# Your objective
Locate the line containing "Transcribe the text in this document." in the material below. Copy that line and all following lines through the end exactly, omitting any pictures.

# Record extracts
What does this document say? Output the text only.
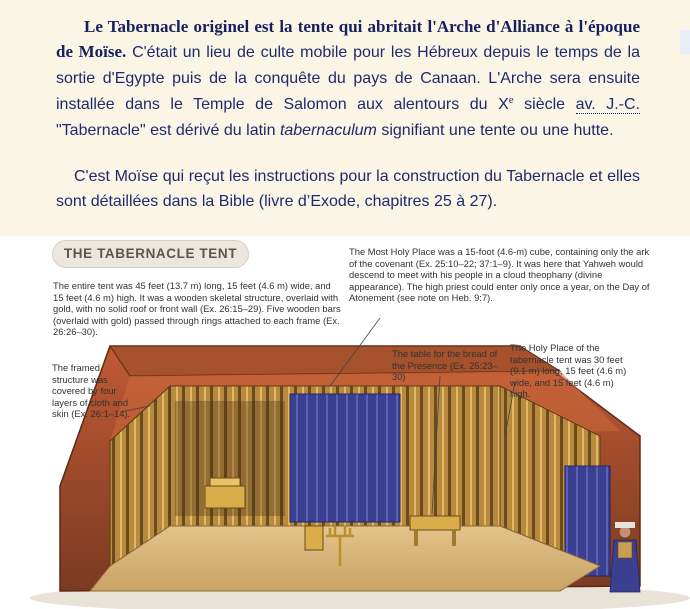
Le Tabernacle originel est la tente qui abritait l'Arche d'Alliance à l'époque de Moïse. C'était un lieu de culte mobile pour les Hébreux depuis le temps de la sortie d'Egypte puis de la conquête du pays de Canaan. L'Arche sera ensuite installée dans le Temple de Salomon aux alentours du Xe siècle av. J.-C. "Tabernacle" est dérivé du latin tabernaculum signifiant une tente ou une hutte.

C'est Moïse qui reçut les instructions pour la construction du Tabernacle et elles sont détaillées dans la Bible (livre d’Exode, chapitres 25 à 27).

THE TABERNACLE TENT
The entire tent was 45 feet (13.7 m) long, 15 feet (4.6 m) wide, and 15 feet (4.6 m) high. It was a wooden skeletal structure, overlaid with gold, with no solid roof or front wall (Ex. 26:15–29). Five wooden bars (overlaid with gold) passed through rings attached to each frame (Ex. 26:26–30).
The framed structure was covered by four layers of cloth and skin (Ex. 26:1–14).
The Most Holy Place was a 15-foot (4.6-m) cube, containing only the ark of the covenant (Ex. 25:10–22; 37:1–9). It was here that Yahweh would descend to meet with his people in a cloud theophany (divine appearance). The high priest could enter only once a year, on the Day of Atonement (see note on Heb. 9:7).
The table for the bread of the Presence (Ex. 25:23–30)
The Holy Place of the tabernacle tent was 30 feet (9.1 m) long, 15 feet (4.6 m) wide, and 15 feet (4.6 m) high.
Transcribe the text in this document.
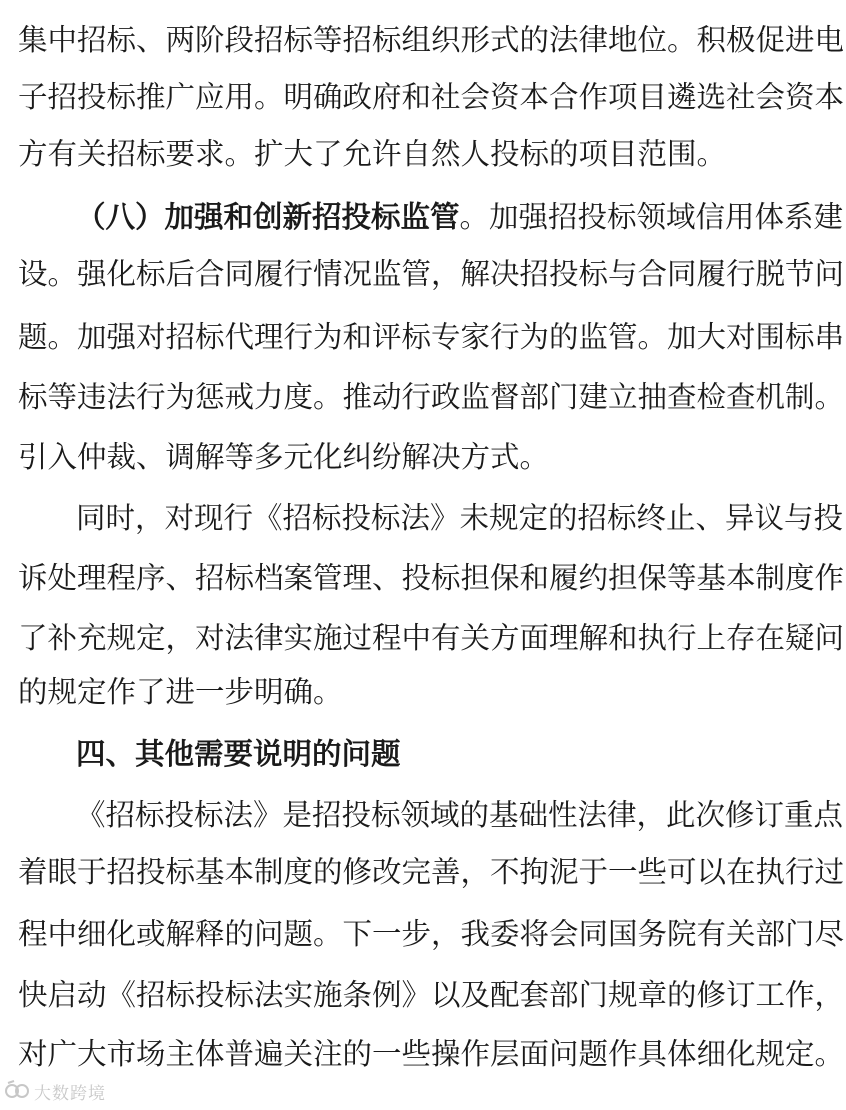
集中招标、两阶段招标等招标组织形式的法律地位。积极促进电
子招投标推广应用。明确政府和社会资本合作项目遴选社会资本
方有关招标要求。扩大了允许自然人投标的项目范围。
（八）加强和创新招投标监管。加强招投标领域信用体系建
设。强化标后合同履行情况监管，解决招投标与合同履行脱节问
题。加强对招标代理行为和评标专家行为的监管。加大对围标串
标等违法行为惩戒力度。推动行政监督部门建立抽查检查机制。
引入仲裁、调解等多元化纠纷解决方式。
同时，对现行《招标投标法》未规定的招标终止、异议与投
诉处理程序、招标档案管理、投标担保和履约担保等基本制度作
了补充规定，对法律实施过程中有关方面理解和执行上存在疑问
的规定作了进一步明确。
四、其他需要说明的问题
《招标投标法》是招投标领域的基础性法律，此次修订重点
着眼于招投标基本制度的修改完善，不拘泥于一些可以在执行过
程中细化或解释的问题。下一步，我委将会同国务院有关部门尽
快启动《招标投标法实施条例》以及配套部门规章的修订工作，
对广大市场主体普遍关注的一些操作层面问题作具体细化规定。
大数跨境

# Full answer
Transcribe the text in this document.
集中招标、两阶段招标等招标组织形式的法律地位。积极促进电
子招投标推广应用。明确政府和社会资本合作项目遴选社会资本
方有关招标要求。扩大了允许自然人投标的项目范围。
（八）加强和创新招投标监管。加强招投标领域信用体系建
设。强化标后合同履行情况监管，解决招投标与合同履行脱节问
题。加强对招标代理行为和评标专家行为的监管。加大对围标串
标等违法行为惩戒力度。推动行政监督部门建立抽查检查机制。
引入仲裁、调解等多元化纠纷解决方式。
同时，对现行《招标投标法》未规定的招标终止、异议与投
诉处理程序、招标档案管理、投标担保和履约担保等基本制度作
了补充规定，对法律实施过程中有关方面理解和执行上存在疑问
的规定作了进一步明确。
四、其他需要说明的问题
《招标投标法》是招投标领域的基础性法律，此次修订重点
着眼于招投标基本制度的修改完善，不拘泥于一些可以在执行过
程中细化或解释的问题。下一步，我委将会同国务院有关部门尽
快启动《招标投标法实施条例》以及配套部门规章的修订工作，
对广大市场主体普遍关注的一些操作层面问题作具体细化规定。
大数跨境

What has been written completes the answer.